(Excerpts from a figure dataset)
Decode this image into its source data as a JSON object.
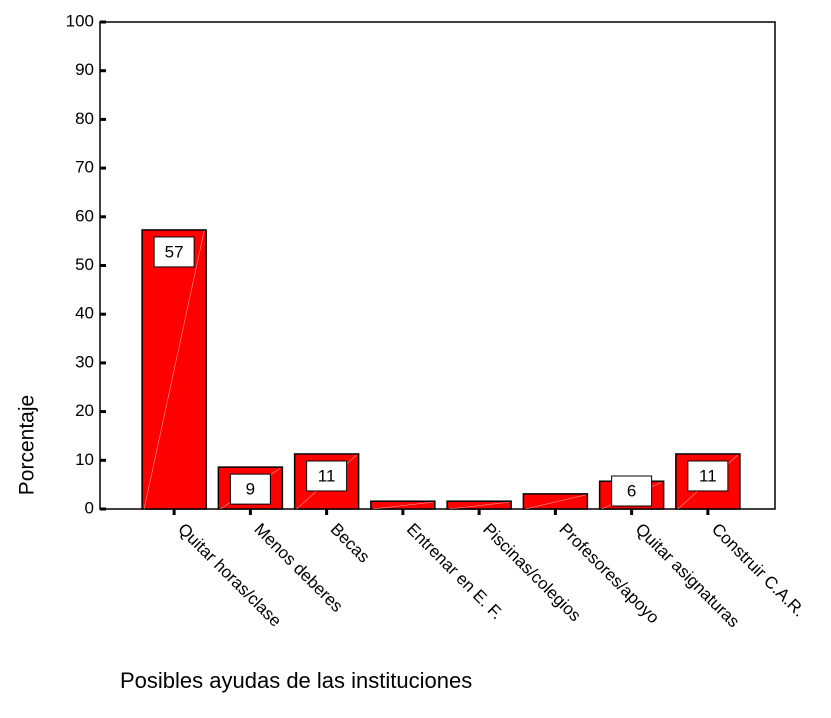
{
  "chart_data": {
    "type": "bar",
    "x_label": "Posibles ayudas de las instituciones",
    "y_label": "Porcentaje",
    "categories": [
      "Quitar horas/clase",
      "Menos deberes",
      "Becas",
      "Entrenar en E. F.",
      "Piscinas/colegios",
      "Profesores/apoyo",
      "Quitar asignaturas",
      "Construir C.A.R."
    ],
    "values": [
      57.3,
      8.6,
      11.3,
      1.6,
      1.6,
      3.1,
      5.7,
      11.3
    ],
    "value_labels": [
      "57",
      "9",
      "11",
      null,
      null,
      null,
      "6",
      "11"
    ],
    "color": "#ff0000",
    "ylim": [
      0,
      100
    ],
    "yticks": [
      0,
      10,
      20,
      30,
      40,
      50,
      60,
      70,
      80,
      90,
      100
    ]
  }
}
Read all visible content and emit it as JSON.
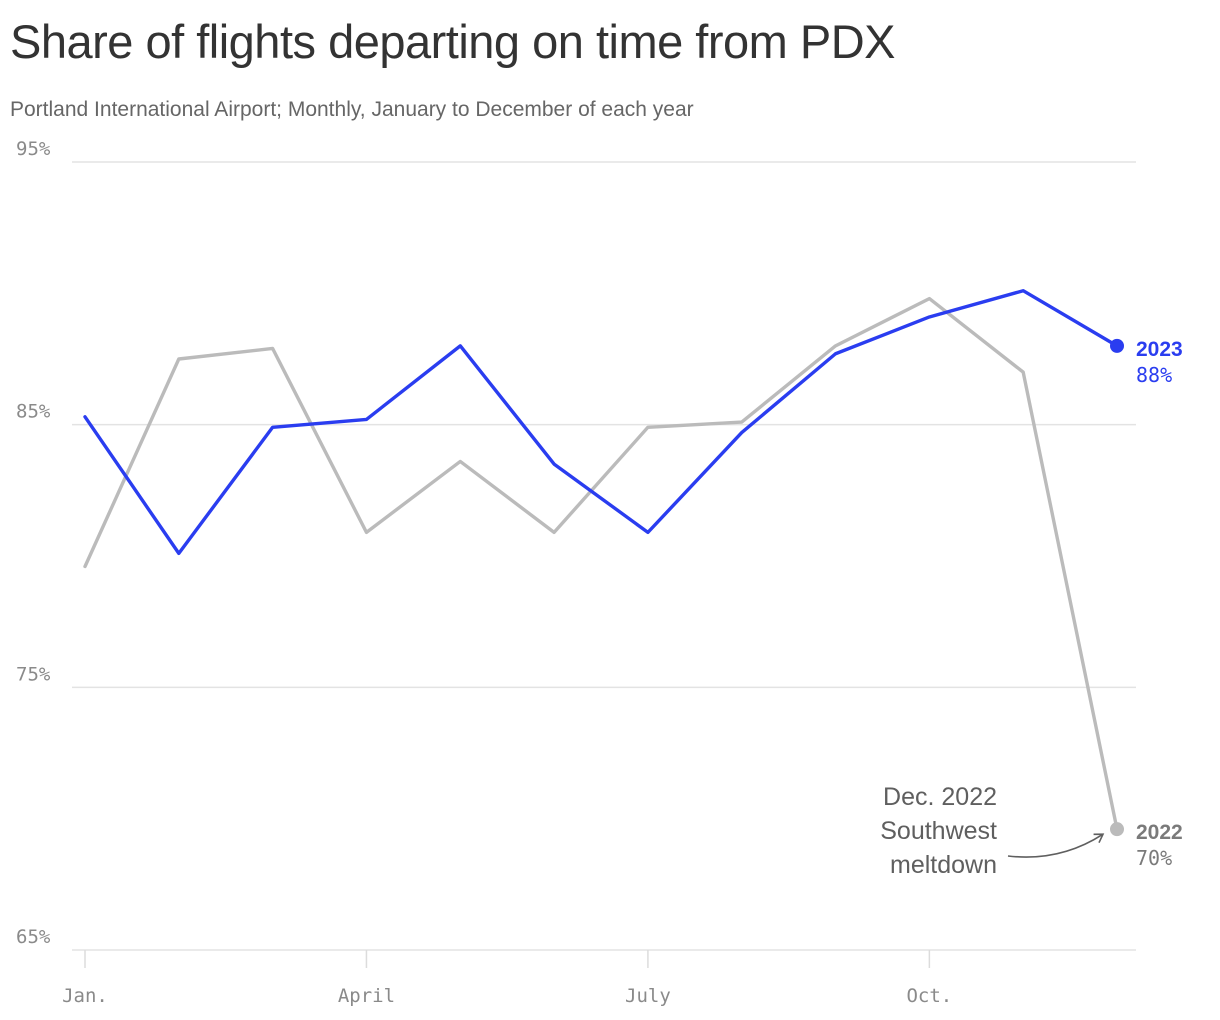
{
  "chart_data": {
    "type": "line",
    "title": "Share of flights departing on time from PDX",
    "subtitle": "Portland International Airport; Monthly, January to December of each year",
    "x": [
      1,
      2,
      3,
      4,
      5,
      6,
      7,
      8,
      9,
      10,
      11,
      12
    ],
    "x_ticks": [
      {
        "month": 1,
        "label": "Jan."
      },
      {
        "month": 4,
        "label": "April"
      },
      {
        "month": 7,
        "label": "July"
      },
      {
        "month": 10,
        "label": "Oct."
      }
    ],
    "y_ticks": [
      {
        "value": 95,
        "label": "95%"
      },
      {
        "value": 85,
        "label": "85%"
      },
      {
        "value": 75,
        "label": "75%"
      },
      {
        "value": 65,
        "label": "65%"
      }
    ],
    "ylim": [
      65,
      95
    ],
    "grid": true,
    "series": [
      {
        "name": "2022",
        "color": "#bbbbbb",
        "values": [
          79.6,
          87.5,
          87.9,
          80.9,
          83.6,
          80.9,
          84.9,
          85.1,
          88.0,
          89.8,
          87.0,
          69.6
        ],
        "end_label": "2022",
        "end_value_label": "70%"
      },
      {
        "name": "2023",
        "color": "#2a3df0",
        "values": [
          85.3,
          80.1,
          84.9,
          85.2,
          88.0,
          83.5,
          80.9,
          84.7,
          87.7,
          89.1,
          90.1,
          88.0
        ],
        "end_label": "2023",
        "end_value_label": "88%"
      }
    ],
    "annotations": [
      {
        "lines": [
          "Dec. 2022",
          "Southwest",
          "meltdown"
        ],
        "points_to": {
          "series": "2022",
          "month": 12
        }
      }
    ]
  }
}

- **DESCRIPTION OF THE TASK**: Repeat the listing verbatim. Skip the pictures.

- **ANSWER FOR THIS EXERCISE**:
Decode this image into its source data as a JSON object.
{
  "chart_data": {
    "type": "bar",
    "x_label": "Posibles ayudas de las instituciones",
    "y_label": "Porcentaje",
    "categories": [
      "Quitar horas/clase",
      "Menos deberes",
      "Becas",
      "Entrenar en E. F.",
      "Piscinas/colegios",
      "Profesores/apoyo",
      "Quitar asignaturas",
      "Construir C.A.R."
    ],
    "values": [
      57.3,
      8.6,
      11.3,
      1.6,
      1.6,
      3.1,
      5.7,
      11.3
    ],
    "value_labels": [
      "57",
      "9",
      "11",
      null,
      null,
      null,
      "6",
      "11"
    ],
    "color": "#ff0000",
    "ylim": [
      0,
      100
    ],
    "yticks": [
      0,
      10,
      20,
      30,
      40,
      50,
      60,
      70,
      80,
      90,
      100
    ]
  }
}
Read all visible content and emit it as JSON.
{
  "chart_data": {
    "type": "line",
    "title": "Share of flights departing on time from PDX",
    "subtitle": "Portland International Airport; Monthly, January to December of each year",
    "x": [
      1,
      2,
      3,
      4,
      5,
      6,
      7,
      8,
      9,
      10,
      11,
      12
    ],
    "x_ticks": [
      {
        "month": 1,
        "label": "Jan."
      },
      {
        "month": 4,
        "label": "April"
      },
      {
        "month": 7,
        "label": "July"
      },
      {
        "month": 10,
        "label": "Oct."
      }
    ],
    "y_ticks": [
      {
        "value": 95,
        "label": "95%"
      },
      {
        "value": 85,
        "label": "85%"
      },
      {
        "value": 75,
        "label": "75%"
      },
      {
        "value": 65,
        "label": "65%"
      }
    ],
    "ylim": [
      65,
      95
    ],
    "grid": true,
    "series": [
      {
        "name": "2022",
        "color": "#bbbbbb",
        "values": [
          79.6,
          87.5,
          87.9,
          80.9,
          83.6,
          80.9,
          84.9,
          85.1,
          88.0,
          89.8,
          87.0,
          69.6
        ],
        "end_label": "2022",
        "end_value_label": "70%"
      },
      {
        "name": "2023",
        "color": "#2a3df0",
        "values": [
          85.3,
          80.1,
          84.9,
          85.2,
          88.0,
          83.5,
          80.9,
          84.7,
          87.7,
          89.1,
          90.1,
          88.0
        ],
        "end_label": "2023",
        "end_value_label": "88%"
      }
    ],
    "annotations": [
      {
        "lines": [
          "Dec. 2022",
          "Southwest",
          "meltdown"
        ],
        "points_to": {
          "series": "2022",
          "month": 12
        }
      }
    ]
  }
}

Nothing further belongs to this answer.